-- Begin Given data --
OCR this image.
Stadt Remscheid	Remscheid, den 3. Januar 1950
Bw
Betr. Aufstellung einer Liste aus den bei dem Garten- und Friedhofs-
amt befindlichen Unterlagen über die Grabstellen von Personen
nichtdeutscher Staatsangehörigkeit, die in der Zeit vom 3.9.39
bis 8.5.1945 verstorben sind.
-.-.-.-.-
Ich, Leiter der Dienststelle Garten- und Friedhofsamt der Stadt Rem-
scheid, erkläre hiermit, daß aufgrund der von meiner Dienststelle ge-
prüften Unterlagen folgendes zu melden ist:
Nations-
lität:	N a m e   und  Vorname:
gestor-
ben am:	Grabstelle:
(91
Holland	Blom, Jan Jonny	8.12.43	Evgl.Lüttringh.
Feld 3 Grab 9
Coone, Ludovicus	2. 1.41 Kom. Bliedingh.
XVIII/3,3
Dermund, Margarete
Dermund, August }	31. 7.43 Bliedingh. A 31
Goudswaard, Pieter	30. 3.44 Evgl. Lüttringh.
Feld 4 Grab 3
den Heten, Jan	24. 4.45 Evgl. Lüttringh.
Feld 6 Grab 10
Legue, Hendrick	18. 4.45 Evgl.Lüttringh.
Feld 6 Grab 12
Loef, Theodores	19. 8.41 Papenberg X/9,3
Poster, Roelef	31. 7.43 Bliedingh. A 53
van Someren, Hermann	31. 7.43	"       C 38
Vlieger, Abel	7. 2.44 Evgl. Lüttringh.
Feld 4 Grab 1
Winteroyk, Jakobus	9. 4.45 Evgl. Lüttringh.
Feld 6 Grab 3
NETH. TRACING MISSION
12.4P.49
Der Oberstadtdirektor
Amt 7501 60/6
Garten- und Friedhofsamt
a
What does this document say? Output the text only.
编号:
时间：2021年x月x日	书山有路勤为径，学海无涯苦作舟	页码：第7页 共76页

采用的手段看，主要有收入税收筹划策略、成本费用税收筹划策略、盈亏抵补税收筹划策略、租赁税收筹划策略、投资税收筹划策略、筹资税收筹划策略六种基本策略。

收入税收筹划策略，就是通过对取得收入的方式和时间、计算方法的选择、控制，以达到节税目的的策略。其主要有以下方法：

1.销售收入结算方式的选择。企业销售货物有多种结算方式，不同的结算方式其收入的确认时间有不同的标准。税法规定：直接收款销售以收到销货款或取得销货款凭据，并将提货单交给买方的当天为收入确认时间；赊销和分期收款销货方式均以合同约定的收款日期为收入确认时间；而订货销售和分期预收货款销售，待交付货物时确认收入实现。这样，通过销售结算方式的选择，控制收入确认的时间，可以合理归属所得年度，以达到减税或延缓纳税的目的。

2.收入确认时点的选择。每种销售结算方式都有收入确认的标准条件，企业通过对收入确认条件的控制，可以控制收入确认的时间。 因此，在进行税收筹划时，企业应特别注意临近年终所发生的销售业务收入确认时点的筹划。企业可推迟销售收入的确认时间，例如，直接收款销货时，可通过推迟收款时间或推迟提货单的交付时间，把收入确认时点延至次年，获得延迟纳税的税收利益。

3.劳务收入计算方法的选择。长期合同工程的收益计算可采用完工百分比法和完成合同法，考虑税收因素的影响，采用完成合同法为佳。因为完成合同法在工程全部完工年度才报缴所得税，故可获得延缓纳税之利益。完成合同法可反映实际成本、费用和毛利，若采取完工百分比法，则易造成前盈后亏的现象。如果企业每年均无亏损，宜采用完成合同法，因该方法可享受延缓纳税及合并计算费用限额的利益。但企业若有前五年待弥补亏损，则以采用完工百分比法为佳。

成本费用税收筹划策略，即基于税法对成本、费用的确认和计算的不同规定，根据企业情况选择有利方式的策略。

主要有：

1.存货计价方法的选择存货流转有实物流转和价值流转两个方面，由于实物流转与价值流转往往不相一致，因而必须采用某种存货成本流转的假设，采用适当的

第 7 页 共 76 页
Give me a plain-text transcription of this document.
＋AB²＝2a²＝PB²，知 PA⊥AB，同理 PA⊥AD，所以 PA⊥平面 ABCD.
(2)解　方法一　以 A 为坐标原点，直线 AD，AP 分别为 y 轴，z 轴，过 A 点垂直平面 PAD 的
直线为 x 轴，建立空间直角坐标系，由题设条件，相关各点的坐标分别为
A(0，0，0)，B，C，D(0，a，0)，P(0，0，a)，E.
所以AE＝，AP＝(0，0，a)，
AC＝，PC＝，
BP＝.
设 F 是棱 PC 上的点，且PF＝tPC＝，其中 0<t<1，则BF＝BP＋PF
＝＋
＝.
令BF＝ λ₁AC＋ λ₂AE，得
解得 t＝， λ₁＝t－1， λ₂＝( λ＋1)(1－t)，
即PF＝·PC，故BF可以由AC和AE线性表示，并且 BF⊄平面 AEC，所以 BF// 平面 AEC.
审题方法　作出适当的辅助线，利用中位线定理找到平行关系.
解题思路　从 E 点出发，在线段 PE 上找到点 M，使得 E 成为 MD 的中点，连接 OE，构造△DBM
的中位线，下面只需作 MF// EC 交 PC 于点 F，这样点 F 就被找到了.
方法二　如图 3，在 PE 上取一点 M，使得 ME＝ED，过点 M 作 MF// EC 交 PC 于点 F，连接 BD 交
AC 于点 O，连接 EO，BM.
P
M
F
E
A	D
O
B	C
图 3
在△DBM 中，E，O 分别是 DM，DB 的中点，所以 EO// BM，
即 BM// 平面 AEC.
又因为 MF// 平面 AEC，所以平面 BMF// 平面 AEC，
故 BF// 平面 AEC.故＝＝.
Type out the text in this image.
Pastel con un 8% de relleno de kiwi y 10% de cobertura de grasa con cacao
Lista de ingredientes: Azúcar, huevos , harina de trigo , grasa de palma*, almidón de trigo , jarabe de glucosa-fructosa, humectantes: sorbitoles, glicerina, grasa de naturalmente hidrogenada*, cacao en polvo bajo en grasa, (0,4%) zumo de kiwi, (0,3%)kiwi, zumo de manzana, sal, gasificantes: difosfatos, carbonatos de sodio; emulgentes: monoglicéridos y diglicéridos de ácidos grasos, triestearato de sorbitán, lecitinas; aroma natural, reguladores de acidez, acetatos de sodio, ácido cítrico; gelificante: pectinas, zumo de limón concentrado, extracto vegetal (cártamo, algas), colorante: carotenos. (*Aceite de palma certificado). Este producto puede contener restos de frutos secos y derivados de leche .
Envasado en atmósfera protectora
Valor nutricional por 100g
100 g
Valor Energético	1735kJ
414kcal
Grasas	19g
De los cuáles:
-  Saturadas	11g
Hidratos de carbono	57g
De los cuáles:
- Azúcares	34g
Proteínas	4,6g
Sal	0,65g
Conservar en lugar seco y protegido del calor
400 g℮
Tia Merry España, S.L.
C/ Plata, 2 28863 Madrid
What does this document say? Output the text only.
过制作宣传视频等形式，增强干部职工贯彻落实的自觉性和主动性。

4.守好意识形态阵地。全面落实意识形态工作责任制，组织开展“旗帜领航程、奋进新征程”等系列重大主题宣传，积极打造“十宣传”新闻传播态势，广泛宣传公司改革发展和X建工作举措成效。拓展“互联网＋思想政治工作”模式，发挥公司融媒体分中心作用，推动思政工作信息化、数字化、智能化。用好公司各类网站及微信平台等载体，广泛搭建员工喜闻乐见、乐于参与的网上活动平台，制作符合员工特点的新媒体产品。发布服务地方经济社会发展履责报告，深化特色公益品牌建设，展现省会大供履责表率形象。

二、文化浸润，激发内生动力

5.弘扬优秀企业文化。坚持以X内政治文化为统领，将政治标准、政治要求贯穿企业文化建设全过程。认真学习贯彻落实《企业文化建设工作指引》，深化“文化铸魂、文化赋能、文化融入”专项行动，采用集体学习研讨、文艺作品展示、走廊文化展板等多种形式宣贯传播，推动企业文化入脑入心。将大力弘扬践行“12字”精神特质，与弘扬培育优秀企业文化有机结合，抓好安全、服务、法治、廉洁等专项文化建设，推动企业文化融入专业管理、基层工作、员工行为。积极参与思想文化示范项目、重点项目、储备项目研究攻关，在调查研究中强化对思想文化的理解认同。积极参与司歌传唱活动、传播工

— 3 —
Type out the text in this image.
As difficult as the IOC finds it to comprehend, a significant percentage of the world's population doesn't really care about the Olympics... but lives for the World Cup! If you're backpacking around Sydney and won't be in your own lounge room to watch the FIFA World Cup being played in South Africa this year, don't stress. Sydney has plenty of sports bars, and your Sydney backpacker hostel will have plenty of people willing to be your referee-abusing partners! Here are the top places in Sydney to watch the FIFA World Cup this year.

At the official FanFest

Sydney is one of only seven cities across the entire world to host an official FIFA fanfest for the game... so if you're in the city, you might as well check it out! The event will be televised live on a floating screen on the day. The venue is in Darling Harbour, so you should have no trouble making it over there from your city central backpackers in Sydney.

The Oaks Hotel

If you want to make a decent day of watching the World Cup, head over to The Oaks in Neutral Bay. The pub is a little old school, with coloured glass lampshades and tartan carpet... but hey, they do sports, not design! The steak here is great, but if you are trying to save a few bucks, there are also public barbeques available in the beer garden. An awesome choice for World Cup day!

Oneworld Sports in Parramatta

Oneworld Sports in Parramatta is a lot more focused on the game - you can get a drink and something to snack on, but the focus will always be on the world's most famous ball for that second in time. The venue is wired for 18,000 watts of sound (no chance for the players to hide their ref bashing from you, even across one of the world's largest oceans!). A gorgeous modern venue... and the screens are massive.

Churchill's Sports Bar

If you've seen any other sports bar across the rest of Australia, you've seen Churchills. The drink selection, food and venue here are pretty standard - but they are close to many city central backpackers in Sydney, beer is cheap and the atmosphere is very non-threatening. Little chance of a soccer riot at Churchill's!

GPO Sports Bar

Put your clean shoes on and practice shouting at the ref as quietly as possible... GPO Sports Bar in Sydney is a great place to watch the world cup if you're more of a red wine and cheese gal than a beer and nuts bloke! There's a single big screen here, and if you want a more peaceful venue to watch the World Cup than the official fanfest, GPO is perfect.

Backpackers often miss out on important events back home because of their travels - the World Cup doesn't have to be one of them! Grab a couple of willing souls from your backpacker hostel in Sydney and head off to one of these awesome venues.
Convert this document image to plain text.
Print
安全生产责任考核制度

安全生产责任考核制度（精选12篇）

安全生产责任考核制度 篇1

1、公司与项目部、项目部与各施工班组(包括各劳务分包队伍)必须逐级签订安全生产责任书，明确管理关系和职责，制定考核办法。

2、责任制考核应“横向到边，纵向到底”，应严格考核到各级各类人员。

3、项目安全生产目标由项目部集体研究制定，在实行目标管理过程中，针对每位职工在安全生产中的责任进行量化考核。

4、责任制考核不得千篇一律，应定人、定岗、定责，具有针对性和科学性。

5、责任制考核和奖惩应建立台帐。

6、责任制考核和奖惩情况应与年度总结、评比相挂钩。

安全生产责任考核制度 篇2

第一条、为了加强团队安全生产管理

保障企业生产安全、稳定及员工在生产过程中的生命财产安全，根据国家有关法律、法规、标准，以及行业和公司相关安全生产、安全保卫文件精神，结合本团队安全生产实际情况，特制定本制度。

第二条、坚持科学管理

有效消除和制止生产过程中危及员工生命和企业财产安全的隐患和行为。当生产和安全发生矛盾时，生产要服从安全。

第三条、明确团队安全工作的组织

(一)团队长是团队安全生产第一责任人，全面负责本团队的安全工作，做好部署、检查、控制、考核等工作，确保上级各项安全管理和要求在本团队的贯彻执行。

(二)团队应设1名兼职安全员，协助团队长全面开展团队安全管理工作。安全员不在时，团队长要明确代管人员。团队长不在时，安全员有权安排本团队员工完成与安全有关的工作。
-- End Given data --
> **Task instructions**: For each line of the listing that holds the word "plain", show that line.

> **Response**:
Give me a plain-text transcription of this document.
Convert this document image to plain text.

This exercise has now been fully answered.